Work instructions -
Quote the data word for word, beginning at its first line and stopping after the line that contains "- entry-title: Des injections: [208, 373, 324, 392]".

Raw data -
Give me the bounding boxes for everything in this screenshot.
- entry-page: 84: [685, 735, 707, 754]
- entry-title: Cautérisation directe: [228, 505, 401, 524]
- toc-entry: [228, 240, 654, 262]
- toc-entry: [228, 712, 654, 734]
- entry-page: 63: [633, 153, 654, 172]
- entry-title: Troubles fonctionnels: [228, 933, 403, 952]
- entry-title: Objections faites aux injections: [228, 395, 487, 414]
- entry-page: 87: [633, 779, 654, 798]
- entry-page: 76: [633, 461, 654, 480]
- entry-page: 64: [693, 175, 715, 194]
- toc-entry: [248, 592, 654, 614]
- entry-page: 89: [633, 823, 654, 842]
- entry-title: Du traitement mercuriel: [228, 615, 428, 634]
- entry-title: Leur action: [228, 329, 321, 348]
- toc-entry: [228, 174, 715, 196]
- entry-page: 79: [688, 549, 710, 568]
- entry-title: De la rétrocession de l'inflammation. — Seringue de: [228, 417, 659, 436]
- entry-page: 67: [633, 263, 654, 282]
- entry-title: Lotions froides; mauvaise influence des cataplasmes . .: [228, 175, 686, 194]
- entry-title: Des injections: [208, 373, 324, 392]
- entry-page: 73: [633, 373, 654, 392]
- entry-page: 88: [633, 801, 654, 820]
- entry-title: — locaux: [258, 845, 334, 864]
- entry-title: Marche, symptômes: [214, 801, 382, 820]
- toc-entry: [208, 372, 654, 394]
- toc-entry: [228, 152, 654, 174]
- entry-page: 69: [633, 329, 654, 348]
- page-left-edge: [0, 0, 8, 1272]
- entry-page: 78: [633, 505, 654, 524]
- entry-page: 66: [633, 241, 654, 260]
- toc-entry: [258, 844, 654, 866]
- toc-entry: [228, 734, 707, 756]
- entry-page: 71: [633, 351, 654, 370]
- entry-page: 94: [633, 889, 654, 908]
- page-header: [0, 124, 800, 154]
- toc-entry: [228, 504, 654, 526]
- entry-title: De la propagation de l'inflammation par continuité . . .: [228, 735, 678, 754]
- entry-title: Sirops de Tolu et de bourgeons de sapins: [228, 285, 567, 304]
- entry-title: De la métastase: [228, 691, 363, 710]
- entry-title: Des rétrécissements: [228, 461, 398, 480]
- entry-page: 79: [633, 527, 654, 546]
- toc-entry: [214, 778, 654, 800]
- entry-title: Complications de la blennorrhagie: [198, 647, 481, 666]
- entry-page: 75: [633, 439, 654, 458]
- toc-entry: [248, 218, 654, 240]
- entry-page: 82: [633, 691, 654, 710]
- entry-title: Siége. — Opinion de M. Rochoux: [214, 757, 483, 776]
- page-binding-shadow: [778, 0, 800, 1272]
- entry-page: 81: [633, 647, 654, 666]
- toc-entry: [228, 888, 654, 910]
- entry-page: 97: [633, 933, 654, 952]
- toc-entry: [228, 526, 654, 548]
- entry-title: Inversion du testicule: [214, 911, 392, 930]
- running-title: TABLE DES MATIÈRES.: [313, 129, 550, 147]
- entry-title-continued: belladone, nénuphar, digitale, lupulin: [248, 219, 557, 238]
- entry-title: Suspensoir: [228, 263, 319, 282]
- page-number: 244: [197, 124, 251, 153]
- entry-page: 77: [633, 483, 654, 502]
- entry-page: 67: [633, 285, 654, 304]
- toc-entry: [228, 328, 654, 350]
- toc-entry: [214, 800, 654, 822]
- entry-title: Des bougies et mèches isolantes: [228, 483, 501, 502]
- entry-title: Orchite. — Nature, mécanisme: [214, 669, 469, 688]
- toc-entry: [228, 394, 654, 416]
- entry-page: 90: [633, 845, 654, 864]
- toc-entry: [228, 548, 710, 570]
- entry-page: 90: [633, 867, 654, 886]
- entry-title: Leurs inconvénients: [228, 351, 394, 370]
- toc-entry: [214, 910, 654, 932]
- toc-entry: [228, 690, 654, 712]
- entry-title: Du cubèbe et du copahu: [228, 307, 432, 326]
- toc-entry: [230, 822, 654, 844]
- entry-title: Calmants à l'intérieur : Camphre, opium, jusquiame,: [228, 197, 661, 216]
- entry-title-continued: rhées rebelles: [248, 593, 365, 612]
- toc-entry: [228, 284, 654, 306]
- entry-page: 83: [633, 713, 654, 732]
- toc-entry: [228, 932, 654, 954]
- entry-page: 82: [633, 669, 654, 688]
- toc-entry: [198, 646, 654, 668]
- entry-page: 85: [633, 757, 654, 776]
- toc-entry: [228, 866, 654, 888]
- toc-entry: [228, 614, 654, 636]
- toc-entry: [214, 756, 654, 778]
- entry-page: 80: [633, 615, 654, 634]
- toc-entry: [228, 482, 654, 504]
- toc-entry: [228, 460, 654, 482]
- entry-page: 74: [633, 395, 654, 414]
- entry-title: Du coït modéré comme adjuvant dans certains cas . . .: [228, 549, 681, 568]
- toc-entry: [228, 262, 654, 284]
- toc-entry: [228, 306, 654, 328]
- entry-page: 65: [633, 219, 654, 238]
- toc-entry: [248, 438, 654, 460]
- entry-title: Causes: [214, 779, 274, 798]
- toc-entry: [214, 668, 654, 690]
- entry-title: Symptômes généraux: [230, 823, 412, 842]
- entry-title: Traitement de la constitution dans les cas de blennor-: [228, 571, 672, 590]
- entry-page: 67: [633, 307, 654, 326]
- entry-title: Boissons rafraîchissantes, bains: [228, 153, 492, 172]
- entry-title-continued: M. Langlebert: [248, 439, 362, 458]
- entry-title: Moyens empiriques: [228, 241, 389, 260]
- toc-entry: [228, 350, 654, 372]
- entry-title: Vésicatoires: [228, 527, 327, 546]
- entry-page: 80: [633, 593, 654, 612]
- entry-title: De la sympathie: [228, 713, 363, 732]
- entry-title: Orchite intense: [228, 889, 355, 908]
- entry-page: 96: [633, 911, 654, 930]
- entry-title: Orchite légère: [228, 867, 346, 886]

Response -
Give me the bounding boxes for everything in this screenshot.
- entry-page: 84: [685, 735, 707, 754]
- entry-title: Cautérisation directe: [228, 505, 401, 524]
- toc-entry: [228, 240, 654, 262]
- toc-entry: [228, 712, 654, 734]
- entry-page: 63: [633, 153, 654, 172]
- entry-title: Troubles fonctionnels: [228, 933, 403, 952]
- entry-title: Objections faites aux injections: [228, 395, 487, 414]
- entry-page: 87: [633, 779, 654, 798]
- entry-page: 76: [633, 461, 654, 480]
- entry-page: 64: [693, 175, 715, 194]
- toc-entry: [248, 592, 654, 614]
- entry-page: 89: [633, 823, 654, 842]
- entry-title: Du traitement mercuriel: [228, 615, 428, 634]
- entry-title: Leur action: [228, 329, 321, 348]
- toc-entry: [228, 174, 715, 196]
- entry-page: 79: [688, 549, 710, 568]
- entry-title: De la rétrocession de l'inflammation. — Seringue de: [228, 417, 659, 436]
- entry-page: 67: [633, 263, 654, 282]
- entry-title: Lotions froides; mauvaise influence des cataplasmes . .: [228, 175, 686, 194]
- entry-title: Des injections: [208, 373, 324, 392]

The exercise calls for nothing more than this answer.